● Work to be completed
Images are not part of the copy; write out the rest of the data exactly as given.

● Dataset entries
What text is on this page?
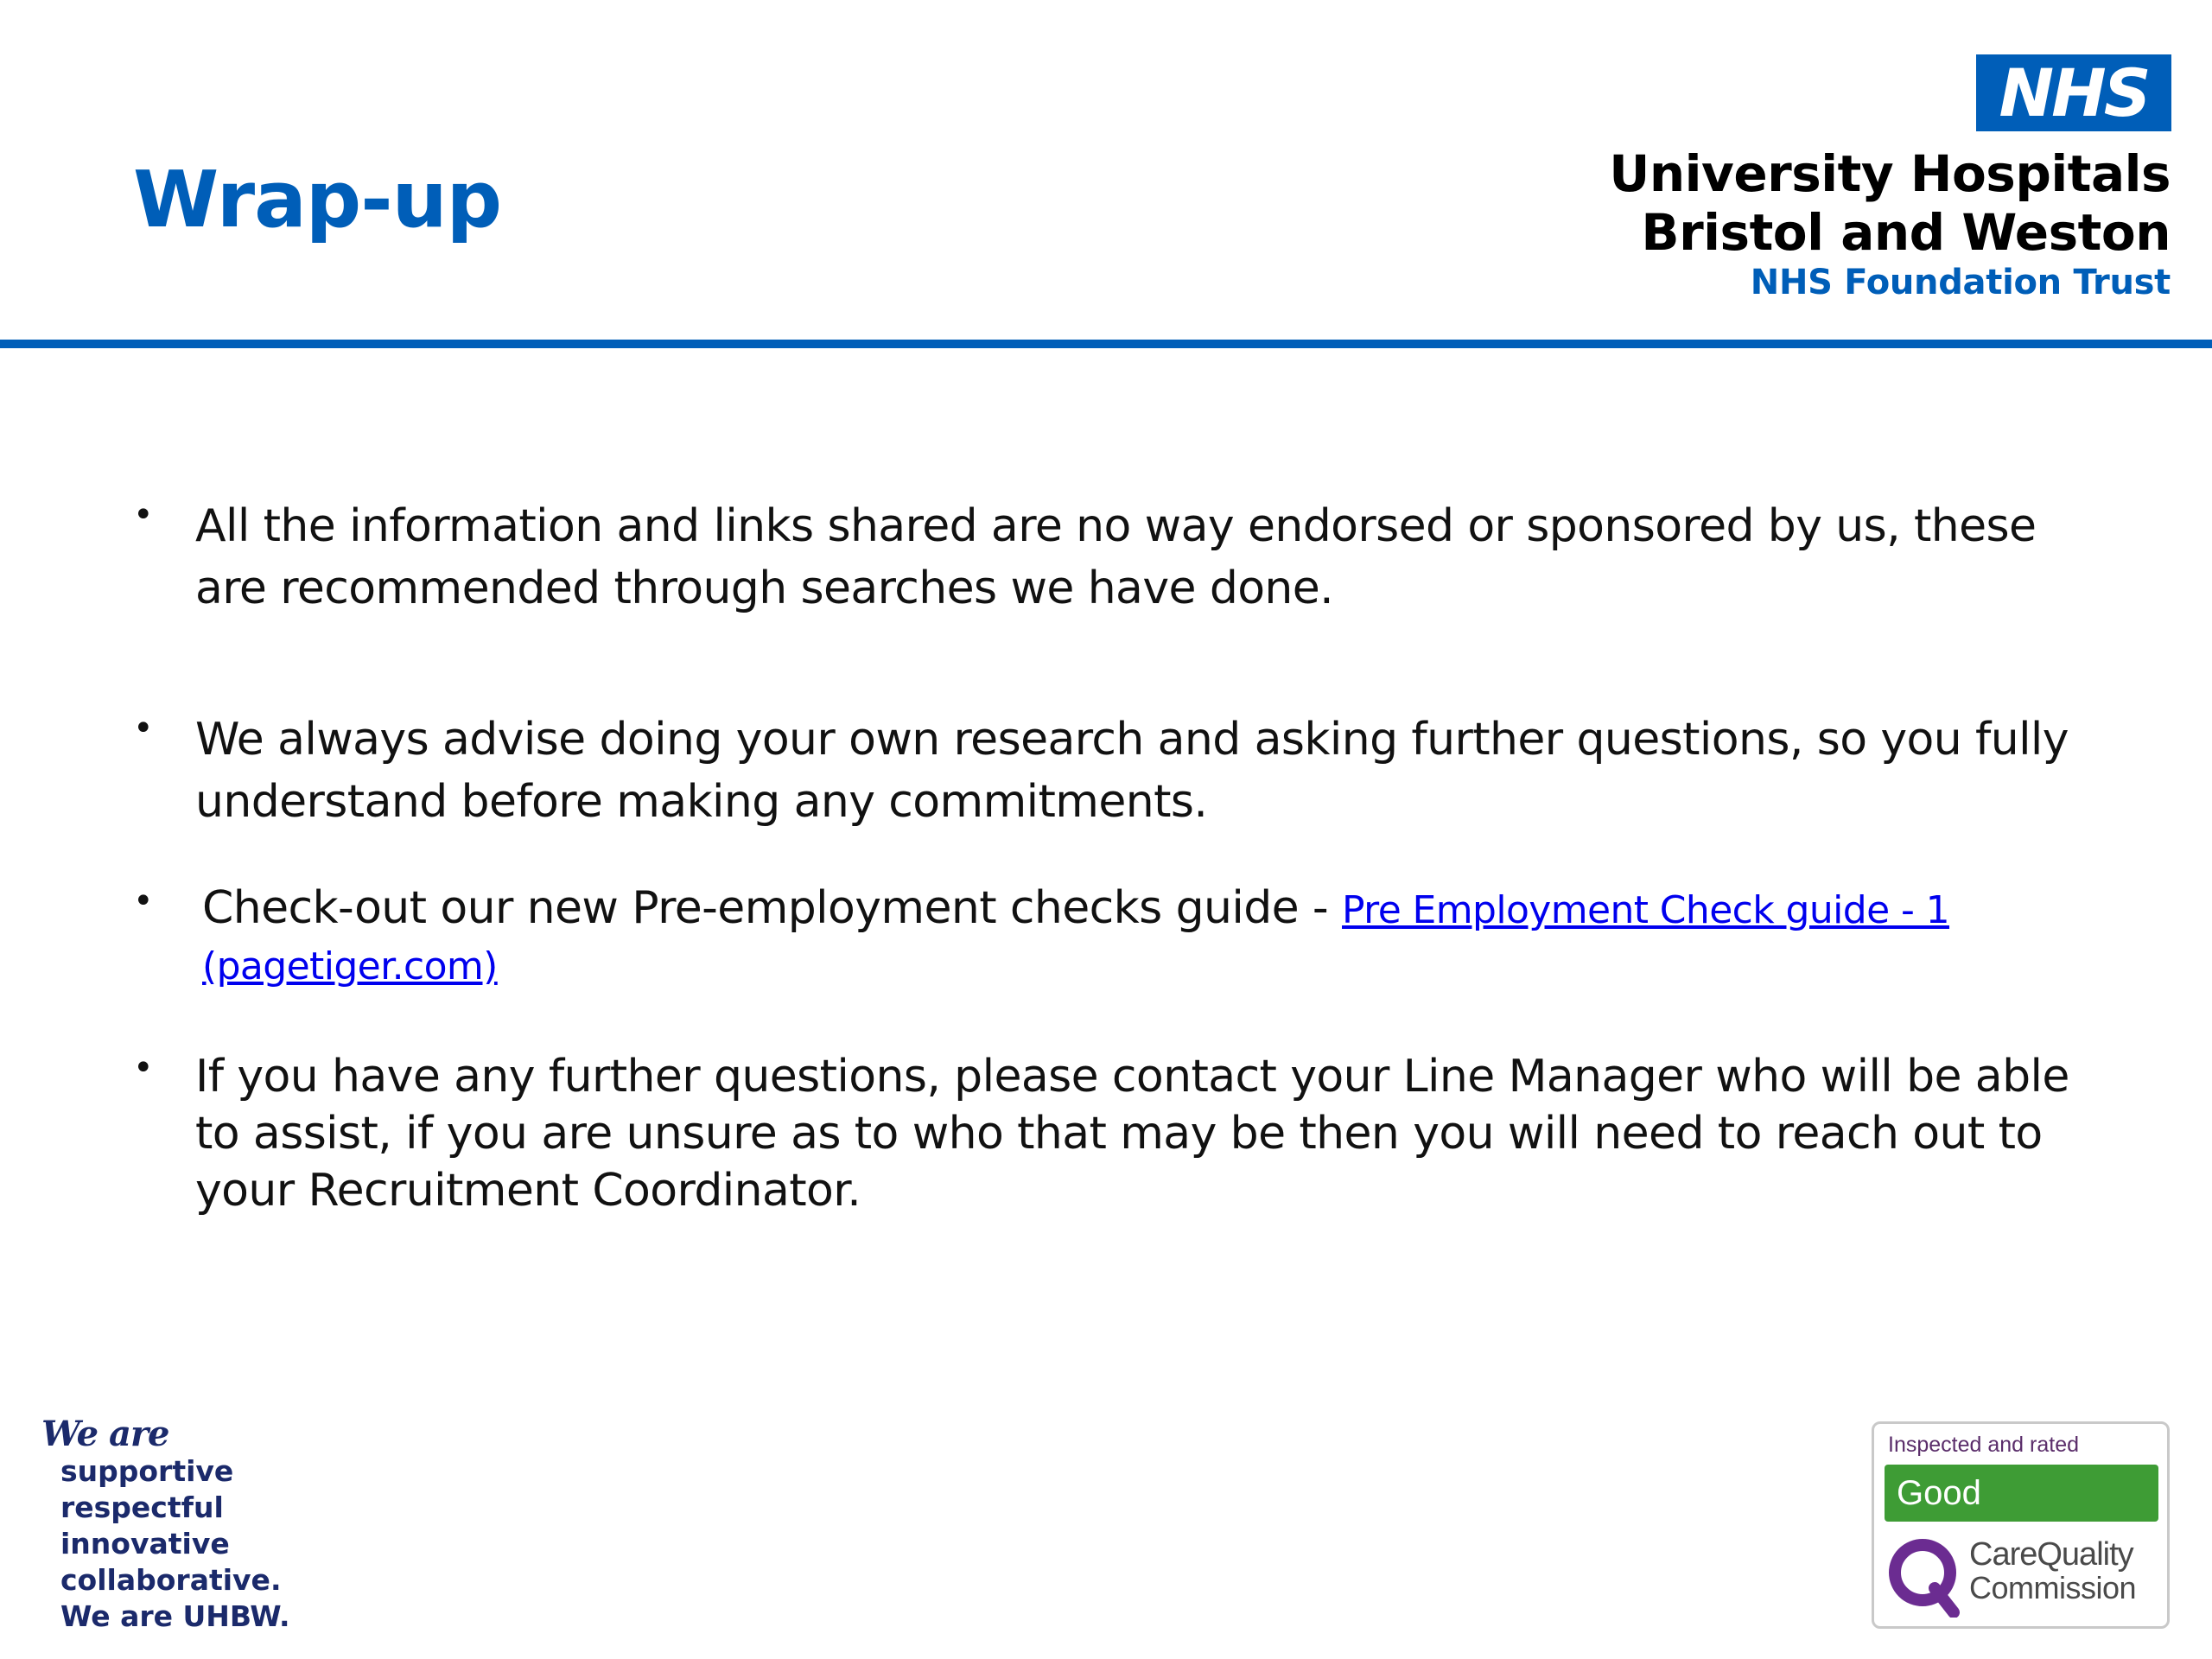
Wrap-up
NHS
University Hospitals
Bristol and Weston
NHS Foundation Trust
• All the information and links shared are no way endorsed or sponsored by us, these are recommended through searches we have done.
• We always advise doing your own research and asking further questions, so you fully understand before making any commitments.
• Check-out our new Pre-employment checks guide - Pre Employment Check guide - 1 (pagetiger.com)
• If you have any further questions, please contact your Line Manager who will be able to assist, if you are unsure as to who that may be then you will need to reach out to your Recruitment Coordinator.
We are
supportive
respectful
innovative
collaborative.
We are UHBW.
Inspected and rated
Good
CareQuality
Commission
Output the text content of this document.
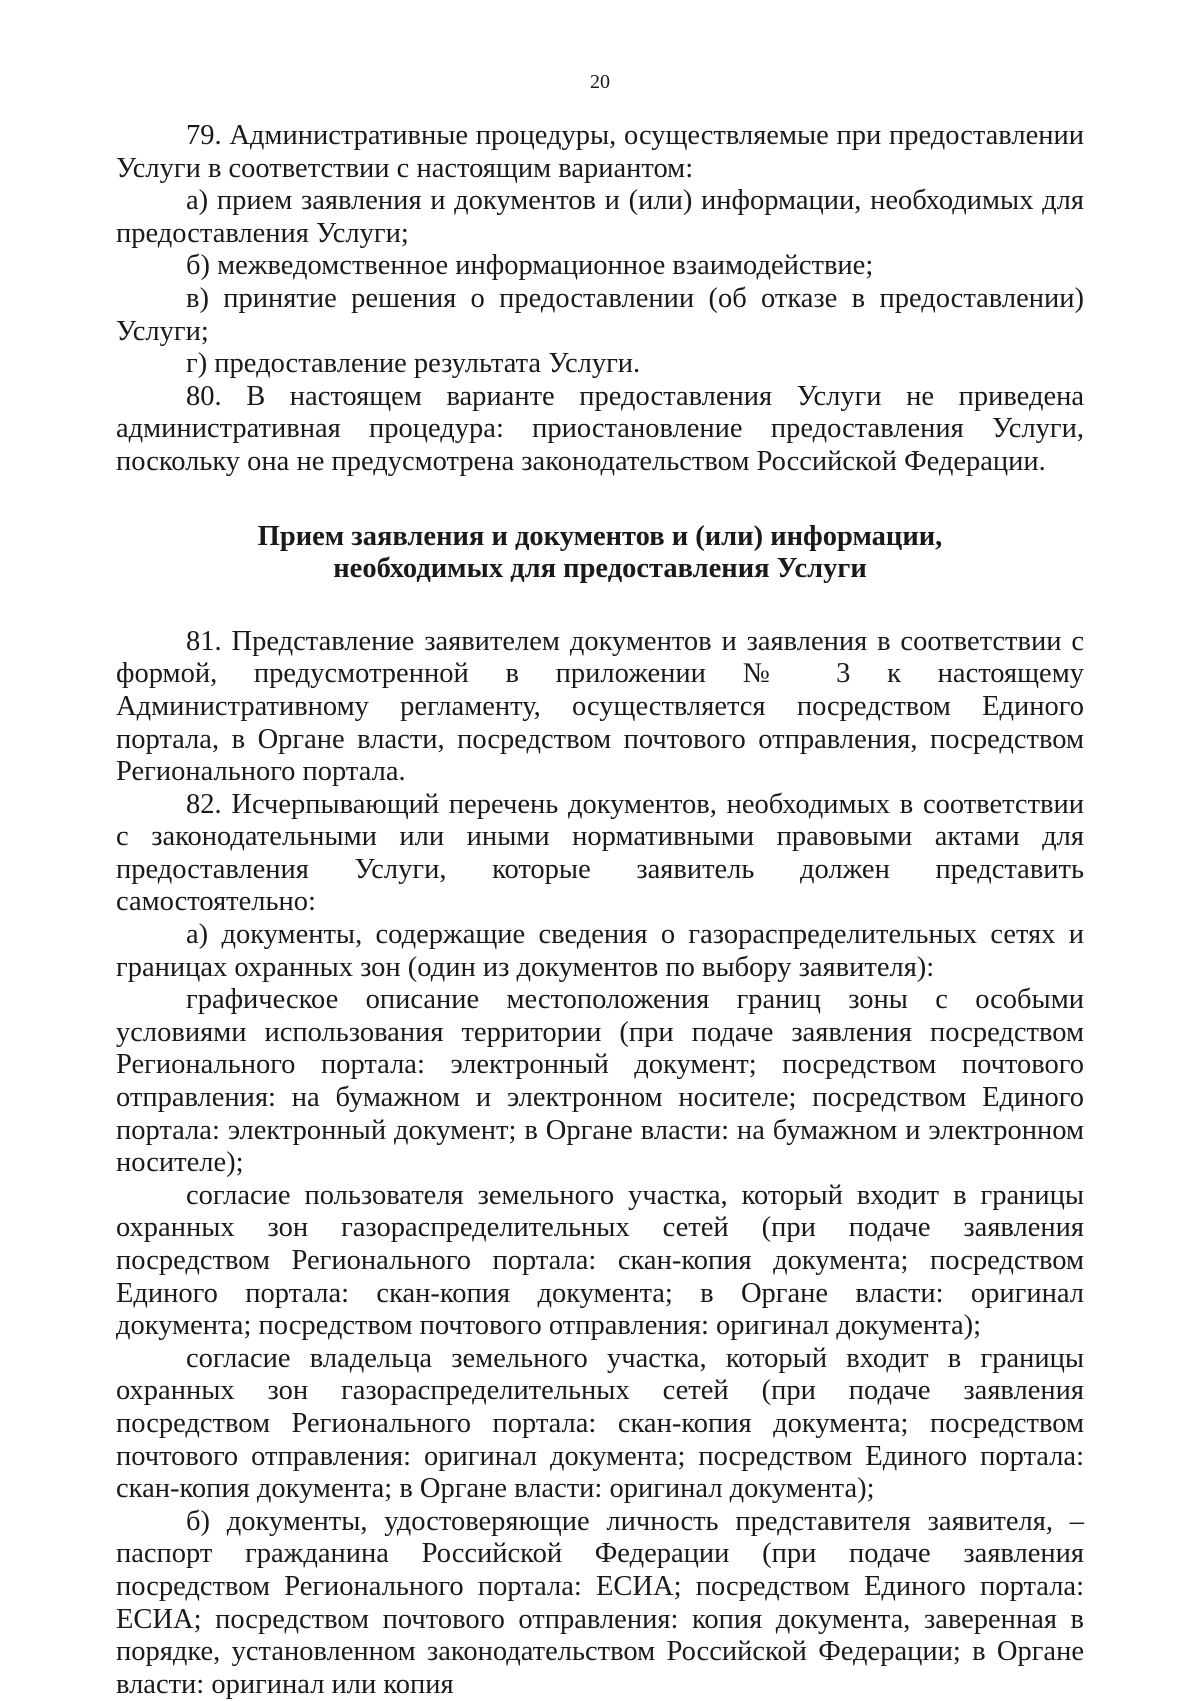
20

79. Административные процедуры, осуществляемые при предоставлении Услуги в соответствии с настоящим вариантом:

а) прием заявления и документов и (или) информации, необходимых для предоставления Услуги;

б) межведомственное информационное взаимодействие;

в) принятие решения о предоставлении (об отказе в предоставлении) Услуги;

г) предоставление результата Услуги.

80. В настоящем варианте предоставления Услуги не приведена административная процедура: приостановление предоставления Услуги, поскольку она не предусмотрена законодательством Российской Федерации.

Прием заявления и документов и (или) информации, необходимых для предоставления Услуги

81. Представление заявителем документов и заявления в соответствии с формой, предусмотренной в приложении № 3 к настоящему Административному регламенту, осуществляется посредством Единого портала, в Органе власти, посредством почтового отправления, посредством Регионального портала.

82. Исчерпывающий перечень документов, необходимых в соответствии с законодательными или иными нормативными правовыми актами для предоставления Услуги, которые заявитель должен представить самостоятельно:

а) документы, содержащие сведения о газораспределительных сетях и границах охранных зон (один из документов по выбору заявителя):

графическое описание местоположения границ зоны с особыми условиями использования территории (при подаче заявления посредством Регионального портала: электронный документ; посредством почтового отправления: на бумажном и электронном носителе; посредством Единого портала: электронный документ; в Органе власти: на бумажном и электронном носителе);

согласие пользователя земельного участка, который входит в границы охранных зон газораспределительных сетей (при подаче заявления посредством Регионального портала: скан-копия документа; посредством Единого портала: скан-копия документа; в Органе власти: оригинал документа; посредством почтового отправления: оригинал документа);

согласие владельца земельного участка, который входит в границы охранных зон газораспределительных сетей (при подаче заявления посредством Регионального портала: скан-копия документа; посредством почтового отправления: оригинал документа; посредством Единого портала: скан-копия документа; в Органе власти: оригинал документа);

б) документы, удостоверяющие личность представителя заявителя, – паспорт гражданина Российской Федерации (при подаче заявления посредством Регионального портала: ЕСИА; посредством Единого портала: ЕСИА; посредством почтового отправления: копия документа, заверенная в порядке, установленном законодательством Российской Федерации; в Органе власти: оригинал или копия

● The output
What text is on this page?
Wrap-up
NHS
University Hospitals
Bristol and Weston
NHS Foundation Trust
• All the information and links shared are no way endorsed or sponsored by us, these are recommended through searches we have done.
• We always advise doing your own research and asking further questions, so you fully understand before making any commitments.
• Check-out our new Pre-employment checks guide - Pre Employment Check guide - 1 (pagetiger.com)
• If you have any further questions, please contact your Line Manager who will be able to assist, if you are unsure as to who that may be then you will need to reach out to your Recruitment Coordinator.
We are
supportive
respectful
innovative
collaborative.
We are UHBW.
Inspected and rated
Good
CareQuality
Commission
Output the text content of this document.
20

79. Административные процедуры, осуществляемые при предоставлении Услуги в соответствии с настоящим вариантом:

а) прием заявления и документов и (или) информации, необходимых для предоставления Услуги;

б) межведомственное информационное взаимодействие;

в) принятие решения о предоставлении (об отказе в предоставлении) Услуги;

г) предоставление результата Услуги.

80. В настоящем варианте предоставления Услуги не приведена административная процедура: приостановление предоставления Услуги, поскольку она не предусмотрена законодательством Российской Федерации.

Прием заявления и документов и (или) информации, необходимых для предоставления Услуги

81. Представление заявителем документов и заявления в соответствии с формой, предусмотренной в приложении № 3 к настоящему Административному регламенту, осуществляется посредством Единого портала, в Органе власти, посредством почтового отправления, посредством Регионального портала.

82. Исчерпывающий перечень документов, необходимых в соответствии с законодательными или иными нормативными правовыми актами для предоставления Услуги, которые заявитель должен представить самостоятельно:

а) документы, содержащие сведения о газораспределительных сетях и границах охранных зон (один из документов по выбору заявителя):

графическое описание местоположения границ зоны с особыми условиями использования территории (при подаче заявления посредством Регионального портала: электронный документ; посредством почтового отправления: на бумажном и электронном носителе; посредством Единого портала: электронный документ; в Органе власти: на бумажном и электронном носителе);

согласие пользователя земельного участка, который входит в границы охранных зон газораспределительных сетей (при подаче заявления посредством Регионального портала: скан-копия документа; посредством Единого портала: скан-копия документа; в Органе власти: оригинал документа; посредством почтового отправления: оригинал документа);

согласие владельца земельного участка, который входит в границы охранных зон газораспределительных сетей (при подаче заявления посредством Регионального портала: скан-копия документа; посредством почтового отправления: оригинал документа; посредством Единого портала: скан-копия документа; в Органе власти: оригинал документа);

б) документы, удостоверяющие личность представителя заявителя, – паспорт гражданина Российской Федерации (при подаче заявления посредством Регионального портала: ЕСИА; посредством Единого портала: ЕСИА; посредством почтового отправления: копия документа, заверенная в порядке, установленном законодательством Российской Федерации; в Органе власти: оригинал или копия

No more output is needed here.